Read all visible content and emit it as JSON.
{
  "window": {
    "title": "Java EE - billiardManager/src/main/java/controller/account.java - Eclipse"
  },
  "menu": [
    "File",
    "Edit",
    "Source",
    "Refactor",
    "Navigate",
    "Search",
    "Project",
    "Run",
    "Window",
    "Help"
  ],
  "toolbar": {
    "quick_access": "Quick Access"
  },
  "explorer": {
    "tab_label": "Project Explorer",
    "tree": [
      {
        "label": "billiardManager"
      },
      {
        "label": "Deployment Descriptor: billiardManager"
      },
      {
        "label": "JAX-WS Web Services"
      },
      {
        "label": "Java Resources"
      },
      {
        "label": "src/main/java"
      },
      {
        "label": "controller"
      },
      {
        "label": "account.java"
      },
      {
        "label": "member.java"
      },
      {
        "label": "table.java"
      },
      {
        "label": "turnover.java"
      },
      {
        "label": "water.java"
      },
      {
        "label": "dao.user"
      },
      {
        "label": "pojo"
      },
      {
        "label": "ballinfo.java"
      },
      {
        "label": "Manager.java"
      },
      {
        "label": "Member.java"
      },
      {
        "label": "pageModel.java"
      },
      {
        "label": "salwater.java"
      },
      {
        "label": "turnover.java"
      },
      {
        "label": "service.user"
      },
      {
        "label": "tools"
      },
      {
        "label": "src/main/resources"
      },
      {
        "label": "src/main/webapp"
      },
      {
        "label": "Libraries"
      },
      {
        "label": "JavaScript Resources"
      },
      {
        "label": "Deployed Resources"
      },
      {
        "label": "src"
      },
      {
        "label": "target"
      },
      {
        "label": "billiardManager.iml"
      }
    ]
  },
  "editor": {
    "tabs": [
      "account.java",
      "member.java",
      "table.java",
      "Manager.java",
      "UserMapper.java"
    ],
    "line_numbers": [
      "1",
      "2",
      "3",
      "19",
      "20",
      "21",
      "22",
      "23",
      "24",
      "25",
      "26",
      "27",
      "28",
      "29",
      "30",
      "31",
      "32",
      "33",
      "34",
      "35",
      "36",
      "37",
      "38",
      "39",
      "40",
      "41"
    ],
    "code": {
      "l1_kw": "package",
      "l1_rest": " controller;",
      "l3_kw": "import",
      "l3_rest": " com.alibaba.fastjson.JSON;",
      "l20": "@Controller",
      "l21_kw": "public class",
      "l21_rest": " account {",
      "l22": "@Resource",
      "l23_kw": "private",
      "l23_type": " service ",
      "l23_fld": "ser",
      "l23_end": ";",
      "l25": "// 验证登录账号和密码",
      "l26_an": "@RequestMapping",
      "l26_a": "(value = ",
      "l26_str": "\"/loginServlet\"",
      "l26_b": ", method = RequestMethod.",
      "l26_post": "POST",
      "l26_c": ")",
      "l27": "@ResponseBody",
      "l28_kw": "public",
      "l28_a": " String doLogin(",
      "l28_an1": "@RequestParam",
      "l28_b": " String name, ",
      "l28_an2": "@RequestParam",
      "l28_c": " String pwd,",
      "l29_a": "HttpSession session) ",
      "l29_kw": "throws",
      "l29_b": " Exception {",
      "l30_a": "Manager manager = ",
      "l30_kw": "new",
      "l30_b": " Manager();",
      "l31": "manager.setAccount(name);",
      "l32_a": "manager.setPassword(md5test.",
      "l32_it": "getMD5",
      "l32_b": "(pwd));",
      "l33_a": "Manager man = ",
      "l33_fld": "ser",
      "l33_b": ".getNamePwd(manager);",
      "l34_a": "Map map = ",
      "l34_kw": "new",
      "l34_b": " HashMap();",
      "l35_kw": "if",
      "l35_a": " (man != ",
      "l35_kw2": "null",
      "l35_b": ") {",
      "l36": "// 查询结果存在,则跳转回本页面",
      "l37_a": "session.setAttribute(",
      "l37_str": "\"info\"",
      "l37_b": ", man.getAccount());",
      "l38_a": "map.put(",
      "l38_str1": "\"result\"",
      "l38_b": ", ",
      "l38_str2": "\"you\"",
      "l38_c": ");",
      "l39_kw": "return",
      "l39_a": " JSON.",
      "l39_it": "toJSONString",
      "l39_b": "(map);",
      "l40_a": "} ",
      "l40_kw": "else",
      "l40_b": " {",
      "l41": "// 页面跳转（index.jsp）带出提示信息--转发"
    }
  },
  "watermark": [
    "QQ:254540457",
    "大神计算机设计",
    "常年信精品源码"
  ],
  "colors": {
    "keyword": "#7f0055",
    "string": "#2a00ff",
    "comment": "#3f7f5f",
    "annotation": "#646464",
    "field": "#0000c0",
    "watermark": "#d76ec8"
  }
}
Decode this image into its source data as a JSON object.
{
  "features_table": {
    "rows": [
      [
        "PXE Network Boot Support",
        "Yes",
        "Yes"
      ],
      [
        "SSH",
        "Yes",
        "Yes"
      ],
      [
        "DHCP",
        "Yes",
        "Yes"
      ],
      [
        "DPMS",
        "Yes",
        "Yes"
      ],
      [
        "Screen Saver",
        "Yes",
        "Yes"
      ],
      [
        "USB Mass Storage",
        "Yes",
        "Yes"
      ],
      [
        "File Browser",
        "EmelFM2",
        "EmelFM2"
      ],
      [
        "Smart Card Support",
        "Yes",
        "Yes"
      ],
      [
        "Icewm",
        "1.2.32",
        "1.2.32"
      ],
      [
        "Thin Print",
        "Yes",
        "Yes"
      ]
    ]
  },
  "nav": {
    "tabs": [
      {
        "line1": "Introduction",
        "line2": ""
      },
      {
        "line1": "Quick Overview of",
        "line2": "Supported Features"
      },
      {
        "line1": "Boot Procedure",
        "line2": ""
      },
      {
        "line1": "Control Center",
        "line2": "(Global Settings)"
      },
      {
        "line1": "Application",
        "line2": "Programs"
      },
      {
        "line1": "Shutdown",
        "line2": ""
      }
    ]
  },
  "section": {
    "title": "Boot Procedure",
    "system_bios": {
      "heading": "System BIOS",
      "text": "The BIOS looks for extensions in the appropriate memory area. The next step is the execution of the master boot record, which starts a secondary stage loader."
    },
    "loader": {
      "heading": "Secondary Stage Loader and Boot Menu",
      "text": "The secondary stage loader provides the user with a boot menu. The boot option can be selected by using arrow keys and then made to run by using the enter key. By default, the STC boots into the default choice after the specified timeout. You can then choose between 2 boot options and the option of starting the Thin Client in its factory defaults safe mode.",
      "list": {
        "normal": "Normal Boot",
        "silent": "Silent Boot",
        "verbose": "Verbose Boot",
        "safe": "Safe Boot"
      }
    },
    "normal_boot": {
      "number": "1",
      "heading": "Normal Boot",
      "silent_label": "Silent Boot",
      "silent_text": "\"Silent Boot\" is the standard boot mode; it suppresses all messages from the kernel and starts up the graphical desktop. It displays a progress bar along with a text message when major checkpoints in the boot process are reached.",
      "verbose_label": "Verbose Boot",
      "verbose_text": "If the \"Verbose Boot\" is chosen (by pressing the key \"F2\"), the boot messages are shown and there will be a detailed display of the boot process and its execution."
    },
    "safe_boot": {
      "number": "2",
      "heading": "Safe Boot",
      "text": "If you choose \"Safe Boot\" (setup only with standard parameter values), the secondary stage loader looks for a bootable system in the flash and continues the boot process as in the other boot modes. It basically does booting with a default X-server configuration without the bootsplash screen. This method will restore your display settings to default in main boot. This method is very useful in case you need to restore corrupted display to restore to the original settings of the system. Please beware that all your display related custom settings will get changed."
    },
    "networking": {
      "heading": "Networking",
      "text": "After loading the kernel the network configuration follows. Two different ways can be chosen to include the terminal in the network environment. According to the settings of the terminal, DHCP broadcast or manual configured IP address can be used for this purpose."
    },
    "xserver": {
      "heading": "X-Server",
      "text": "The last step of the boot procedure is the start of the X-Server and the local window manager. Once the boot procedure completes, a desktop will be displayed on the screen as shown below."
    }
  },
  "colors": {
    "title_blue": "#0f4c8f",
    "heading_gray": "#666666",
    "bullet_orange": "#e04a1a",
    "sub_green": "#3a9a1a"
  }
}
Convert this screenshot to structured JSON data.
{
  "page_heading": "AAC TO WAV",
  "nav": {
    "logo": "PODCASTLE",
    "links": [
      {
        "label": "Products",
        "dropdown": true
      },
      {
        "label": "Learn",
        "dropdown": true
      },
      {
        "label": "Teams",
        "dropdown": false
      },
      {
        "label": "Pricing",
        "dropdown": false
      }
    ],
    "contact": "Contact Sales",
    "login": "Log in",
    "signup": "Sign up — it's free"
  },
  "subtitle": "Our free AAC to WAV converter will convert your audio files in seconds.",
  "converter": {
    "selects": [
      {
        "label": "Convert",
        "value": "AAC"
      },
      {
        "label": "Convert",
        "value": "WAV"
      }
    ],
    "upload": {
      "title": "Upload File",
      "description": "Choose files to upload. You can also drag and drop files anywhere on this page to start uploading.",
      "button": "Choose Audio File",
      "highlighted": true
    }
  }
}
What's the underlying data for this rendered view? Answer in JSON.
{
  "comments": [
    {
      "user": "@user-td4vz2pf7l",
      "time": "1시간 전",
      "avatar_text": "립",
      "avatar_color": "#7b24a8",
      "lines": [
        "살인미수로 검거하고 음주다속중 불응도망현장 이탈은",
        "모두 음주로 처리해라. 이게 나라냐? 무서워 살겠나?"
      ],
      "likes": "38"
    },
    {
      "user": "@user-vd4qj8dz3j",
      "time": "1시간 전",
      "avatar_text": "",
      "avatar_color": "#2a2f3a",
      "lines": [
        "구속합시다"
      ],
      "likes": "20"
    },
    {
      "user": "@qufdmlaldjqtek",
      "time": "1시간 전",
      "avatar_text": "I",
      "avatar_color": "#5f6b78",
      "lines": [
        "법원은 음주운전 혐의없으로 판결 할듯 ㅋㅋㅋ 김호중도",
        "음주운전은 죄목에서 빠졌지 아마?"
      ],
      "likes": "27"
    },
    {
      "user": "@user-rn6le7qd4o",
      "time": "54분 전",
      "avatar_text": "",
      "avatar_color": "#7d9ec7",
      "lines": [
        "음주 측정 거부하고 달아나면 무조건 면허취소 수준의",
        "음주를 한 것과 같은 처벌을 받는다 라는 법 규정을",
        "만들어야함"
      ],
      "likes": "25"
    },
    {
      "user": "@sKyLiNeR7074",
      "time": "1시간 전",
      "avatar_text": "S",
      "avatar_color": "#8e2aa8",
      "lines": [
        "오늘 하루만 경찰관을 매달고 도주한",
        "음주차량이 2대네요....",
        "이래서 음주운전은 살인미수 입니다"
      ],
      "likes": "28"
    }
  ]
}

════════════════════

## Goal
Find every line in the records above that contains the word "chosen", and copy each one.

## Problem solution
      "verbose_text": "If the \"Verbose Boot\" is chosen (by pressing the key \"F2\"), the boot messages are shown and there will be a detailed display of the boot process and its execution."
      "text": "After loading the kernel the network configuration follows. Two different ways can be chosen to include the terminal in the network environment. According to the settings of the terminal, DHCP broadcast or manual configured IP address can be used for this purpose."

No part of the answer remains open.